• _Exercise aim_: Of all the lines in the material, how many include the word "marker"? Give only the number.

• _Data section_:
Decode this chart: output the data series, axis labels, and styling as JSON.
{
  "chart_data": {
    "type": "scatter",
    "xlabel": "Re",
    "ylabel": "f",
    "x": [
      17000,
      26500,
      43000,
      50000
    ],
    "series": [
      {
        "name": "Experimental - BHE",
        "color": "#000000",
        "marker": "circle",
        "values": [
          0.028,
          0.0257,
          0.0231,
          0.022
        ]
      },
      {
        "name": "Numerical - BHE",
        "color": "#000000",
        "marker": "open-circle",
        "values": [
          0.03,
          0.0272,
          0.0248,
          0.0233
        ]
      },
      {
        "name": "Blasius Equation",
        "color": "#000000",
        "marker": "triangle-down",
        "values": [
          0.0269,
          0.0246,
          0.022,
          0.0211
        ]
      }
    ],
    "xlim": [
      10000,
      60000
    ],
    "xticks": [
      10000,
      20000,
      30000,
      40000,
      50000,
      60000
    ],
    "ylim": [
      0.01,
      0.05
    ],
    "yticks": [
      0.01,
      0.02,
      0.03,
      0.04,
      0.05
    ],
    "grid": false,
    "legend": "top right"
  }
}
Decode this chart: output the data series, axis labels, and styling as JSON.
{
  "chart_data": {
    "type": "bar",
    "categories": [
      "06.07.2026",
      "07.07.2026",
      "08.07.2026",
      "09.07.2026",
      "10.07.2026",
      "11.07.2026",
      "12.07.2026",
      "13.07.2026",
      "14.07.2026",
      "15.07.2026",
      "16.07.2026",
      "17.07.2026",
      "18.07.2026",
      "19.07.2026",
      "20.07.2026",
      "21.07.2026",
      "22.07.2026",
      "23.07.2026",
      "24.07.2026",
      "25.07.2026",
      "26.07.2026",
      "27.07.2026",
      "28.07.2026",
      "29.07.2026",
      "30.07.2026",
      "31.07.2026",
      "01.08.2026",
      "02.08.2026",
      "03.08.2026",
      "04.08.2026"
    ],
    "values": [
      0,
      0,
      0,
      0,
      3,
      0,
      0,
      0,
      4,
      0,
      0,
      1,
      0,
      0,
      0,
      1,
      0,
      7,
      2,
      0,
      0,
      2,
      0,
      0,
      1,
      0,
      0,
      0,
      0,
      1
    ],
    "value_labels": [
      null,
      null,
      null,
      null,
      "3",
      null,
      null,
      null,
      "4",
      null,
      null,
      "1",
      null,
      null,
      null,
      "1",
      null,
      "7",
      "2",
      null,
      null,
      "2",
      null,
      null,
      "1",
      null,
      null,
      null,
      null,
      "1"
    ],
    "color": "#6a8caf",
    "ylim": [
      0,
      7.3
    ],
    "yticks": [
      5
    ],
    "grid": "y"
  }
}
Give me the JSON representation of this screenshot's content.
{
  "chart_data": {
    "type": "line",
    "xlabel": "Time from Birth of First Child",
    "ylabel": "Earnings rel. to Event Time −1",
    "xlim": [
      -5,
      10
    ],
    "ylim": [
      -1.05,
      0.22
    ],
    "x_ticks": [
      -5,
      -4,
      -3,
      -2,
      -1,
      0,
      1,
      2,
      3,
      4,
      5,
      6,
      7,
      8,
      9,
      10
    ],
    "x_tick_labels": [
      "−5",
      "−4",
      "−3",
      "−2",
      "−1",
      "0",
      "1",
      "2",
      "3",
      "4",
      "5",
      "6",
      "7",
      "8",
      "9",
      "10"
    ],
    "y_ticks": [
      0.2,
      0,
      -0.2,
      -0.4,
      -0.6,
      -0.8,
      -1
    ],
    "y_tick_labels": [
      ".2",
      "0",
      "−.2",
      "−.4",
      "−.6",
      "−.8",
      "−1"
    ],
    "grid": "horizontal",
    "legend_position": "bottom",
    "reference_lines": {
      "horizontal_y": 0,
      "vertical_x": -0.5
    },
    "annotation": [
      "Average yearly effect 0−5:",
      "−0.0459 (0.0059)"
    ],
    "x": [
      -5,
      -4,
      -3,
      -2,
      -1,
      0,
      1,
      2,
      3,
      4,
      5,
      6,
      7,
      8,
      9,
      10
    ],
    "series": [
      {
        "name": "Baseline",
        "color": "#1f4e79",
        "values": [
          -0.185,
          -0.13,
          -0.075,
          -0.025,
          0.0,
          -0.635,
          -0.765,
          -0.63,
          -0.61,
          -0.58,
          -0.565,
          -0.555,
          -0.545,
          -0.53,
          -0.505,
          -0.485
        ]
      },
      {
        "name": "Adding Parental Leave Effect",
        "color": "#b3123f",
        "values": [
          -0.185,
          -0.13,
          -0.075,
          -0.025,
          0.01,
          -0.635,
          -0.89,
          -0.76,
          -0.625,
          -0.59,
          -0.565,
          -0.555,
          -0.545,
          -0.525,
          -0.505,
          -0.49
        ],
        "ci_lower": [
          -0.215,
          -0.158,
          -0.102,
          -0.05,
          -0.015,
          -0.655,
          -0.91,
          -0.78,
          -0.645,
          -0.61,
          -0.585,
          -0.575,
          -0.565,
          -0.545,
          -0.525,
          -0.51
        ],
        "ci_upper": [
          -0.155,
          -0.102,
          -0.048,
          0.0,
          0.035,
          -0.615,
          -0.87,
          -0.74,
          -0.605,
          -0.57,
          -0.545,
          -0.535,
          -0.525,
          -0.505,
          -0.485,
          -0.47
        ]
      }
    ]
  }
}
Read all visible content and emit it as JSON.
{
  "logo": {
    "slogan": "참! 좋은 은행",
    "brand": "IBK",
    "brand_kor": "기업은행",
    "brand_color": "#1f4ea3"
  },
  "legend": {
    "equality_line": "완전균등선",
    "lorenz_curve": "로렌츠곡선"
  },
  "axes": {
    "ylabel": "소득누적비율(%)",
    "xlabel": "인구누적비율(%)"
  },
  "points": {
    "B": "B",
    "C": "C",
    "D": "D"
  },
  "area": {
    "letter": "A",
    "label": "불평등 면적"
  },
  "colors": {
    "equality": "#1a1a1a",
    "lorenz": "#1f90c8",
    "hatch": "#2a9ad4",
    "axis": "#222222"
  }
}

• _Result for this task_: 3